Output the data below in full, character for character.
** START AVAILABLE RECORDS **
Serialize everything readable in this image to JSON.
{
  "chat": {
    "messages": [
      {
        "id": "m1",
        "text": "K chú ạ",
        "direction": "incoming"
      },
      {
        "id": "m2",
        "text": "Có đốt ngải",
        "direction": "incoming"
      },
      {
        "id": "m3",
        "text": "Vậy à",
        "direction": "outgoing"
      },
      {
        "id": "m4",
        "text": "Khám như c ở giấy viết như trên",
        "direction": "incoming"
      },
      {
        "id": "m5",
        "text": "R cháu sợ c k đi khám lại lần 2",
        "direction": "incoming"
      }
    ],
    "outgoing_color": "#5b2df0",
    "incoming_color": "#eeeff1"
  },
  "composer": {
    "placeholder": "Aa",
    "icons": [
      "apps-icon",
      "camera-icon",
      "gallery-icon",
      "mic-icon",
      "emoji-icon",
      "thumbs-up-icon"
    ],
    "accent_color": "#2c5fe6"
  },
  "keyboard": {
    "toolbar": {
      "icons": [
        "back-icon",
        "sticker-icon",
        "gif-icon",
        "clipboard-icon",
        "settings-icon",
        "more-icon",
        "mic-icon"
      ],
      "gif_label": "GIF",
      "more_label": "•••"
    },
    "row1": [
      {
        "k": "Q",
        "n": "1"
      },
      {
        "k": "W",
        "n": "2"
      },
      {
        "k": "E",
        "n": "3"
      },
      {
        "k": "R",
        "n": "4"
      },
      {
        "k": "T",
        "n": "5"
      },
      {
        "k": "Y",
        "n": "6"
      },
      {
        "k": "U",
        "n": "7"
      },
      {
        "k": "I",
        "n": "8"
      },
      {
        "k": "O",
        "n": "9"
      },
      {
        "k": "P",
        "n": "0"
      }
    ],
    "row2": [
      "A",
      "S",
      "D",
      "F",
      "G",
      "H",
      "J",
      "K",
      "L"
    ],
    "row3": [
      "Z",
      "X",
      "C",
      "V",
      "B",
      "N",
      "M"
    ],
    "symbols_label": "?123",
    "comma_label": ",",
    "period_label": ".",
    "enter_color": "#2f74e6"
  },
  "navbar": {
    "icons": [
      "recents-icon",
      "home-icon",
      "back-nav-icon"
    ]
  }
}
** END AVAILABLE RECORDS **
SOLUTION FOR THIS EXERCISE:
Serialize everything readable in this image to JSON.
{
  "chat": {
    "messages": [
      {
        "id": "m1",
        "text": "K chú ạ",
        "direction": "incoming"
      },
      {
        "id": "m2",
        "text": "Có đốt ngải",
        "direction": "incoming"
      },
      {
        "id": "m3",
        "text": "Vậy à",
        "direction": "outgoing"
      },
      {
        "id": "m4",
        "text": "Khám như c ở giấy viết như trên",
        "direction": "incoming"
      },
      {
        "id": "m5",
        "text": "R cháu sợ c k đi khám lại lần 2",
        "direction": "incoming"
      }
    ],
    "outgoing_color": "#5b2df0",
    "incoming_color": "#eeeff1"
  },
  "composer": {
    "placeholder": "Aa",
    "icons": [
      "apps-icon",
      "camera-icon",
      "gallery-icon",
      "mic-icon",
      "emoji-icon",
      "thumbs-up-icon"
    ],
    "accent_color": "#2c5fe6"
  },
  "keyboard": {
    "toolbar": {
      "icons": [
        "back-icon",
        "sticker-icon",
        "gif-icon",
        "clipboard-icon",
        "settings-icon",
        "more-icon",
        "mic-icon"
      ],
      "gif_label": "GIF",
      "more_label": "•••"
    },
    "row1": [
      {
        "k": "Q",
        "n": "1"
      },
      {
        "k": "W",
        "n": "2"
      },
      {
        "k": "E",
        "n": "3"
      },
      {
        "k": "R",
        "n": "4"
      },
      {
        "k": "T",
        "n": "5"
      },
      {
        "k": "Y",
        "n": "6"
      },
      {
        "k": "U",
        "n": "7"
      },
      {
        "k": "I",
        "n": "8"
      },
      {
        "k": "O",
        "n": "9"
      },
      {
        "k": "P",
        "n": "0"
      }
    ],
    "row2": [
      "A",
      "S",
      "D",
      "F",
      "G",
      "H",
      "J",
      "K",
      "L"
    ],
    "row3": [
      "Z",
      "X",
      "C",
      "V",
      "B",
      "N",
      "M"
    ],
    "symbols_label": "?123",
    "comma_label": ",",
    "period_label": ".",
    "enter_color": "#2f74e6"
  },
  "navbar": {
    "icons": [
      "recents-icon",
      "home-icon",
      "back-nav-icon"
    ]
  }
}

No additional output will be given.